▶ Work instructions
Transcribe each line of the material as it is, and drop any picture.

(Collected data)
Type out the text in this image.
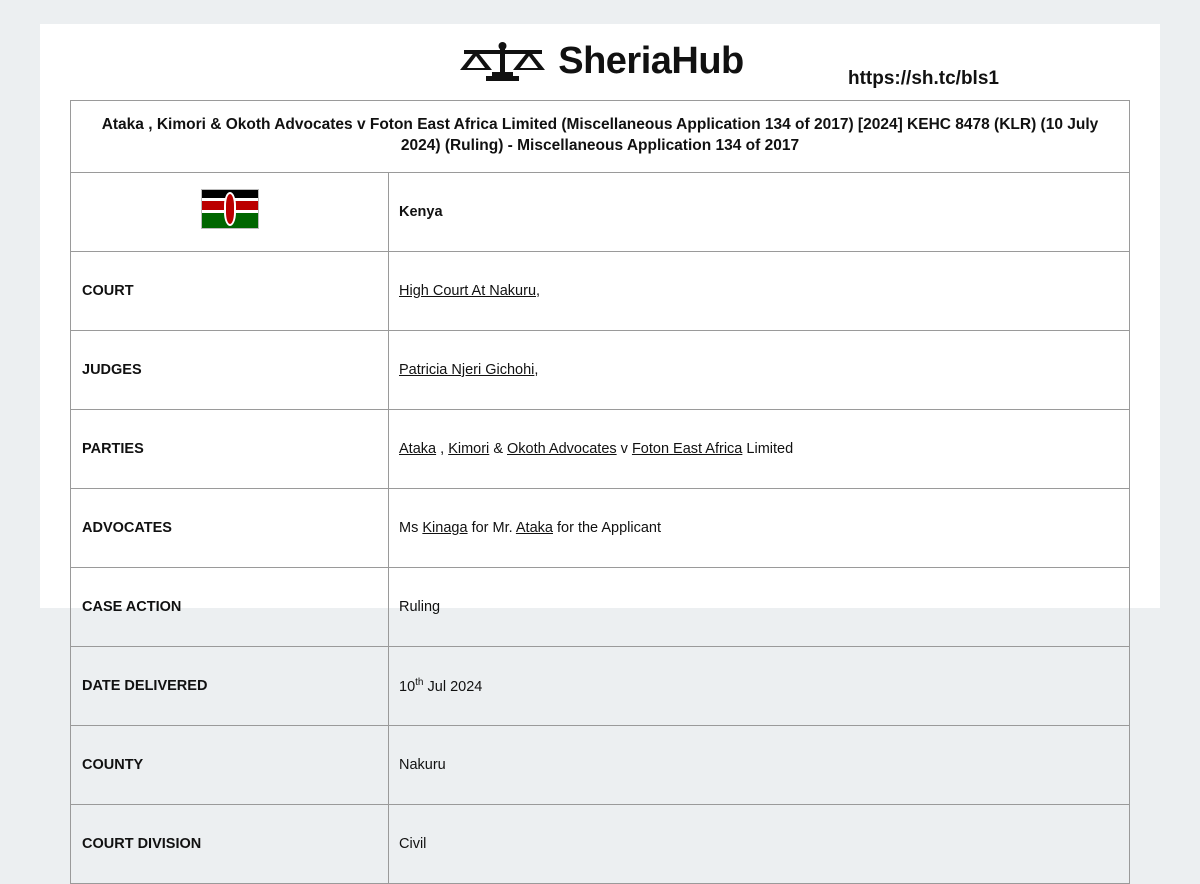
SheriaHub	https://sh.tc/bls1
Ataka , Kimori & Okoth Advocates v Foton East Africa Limited (Miscellaneous Application 134 of 2017) [2024] KEHC 8478 (KLR) (10 July 2024) (Ruling) - Miscellaneous Application 134 of 2017	

	Kenya
COURT	High Court At Nakuru,
JUDGES	Patricia Njeri Gichohi,
PARTIES	Ataka , Kimori & Okoth Advocates v Foton East Africa Limited
ADVOCATES	Ms Kinaga for Mr. Ataka for the Applicant
CASE ACTION	Ruling
DATE DELIVERED	10th Jul 2024
COUNTY	Nakuru
COURT DIVISION	Civil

▶ Solution for this task
Type out the text in this image.
SheriaHub	https://sh.tc/bls1
Ataka , Kimori & Okoth Advocates v Foton East Africa Limited (Miscellaneous Application 134 of 2017) [2024] KEHC 8478 (KLR) (10 July 2024) (Ruling) - Miscellaneous Application 134 of 2017	

	Kenya
COURT	High Court At Nakuru,
JUDGES	Patricia Njeri Gichohi,
PARTIES	Ataka , Kimori & Okoth Advocates v Foton East Africa Limited
ADVOCATES	Ms Kinaga for Mr. Ataka for the Applicant
CASE ACTION	Ruling
DATE DELIVERED	10th Jul 2024
COUNTY	Nakuru
COURT DIVISION	Civil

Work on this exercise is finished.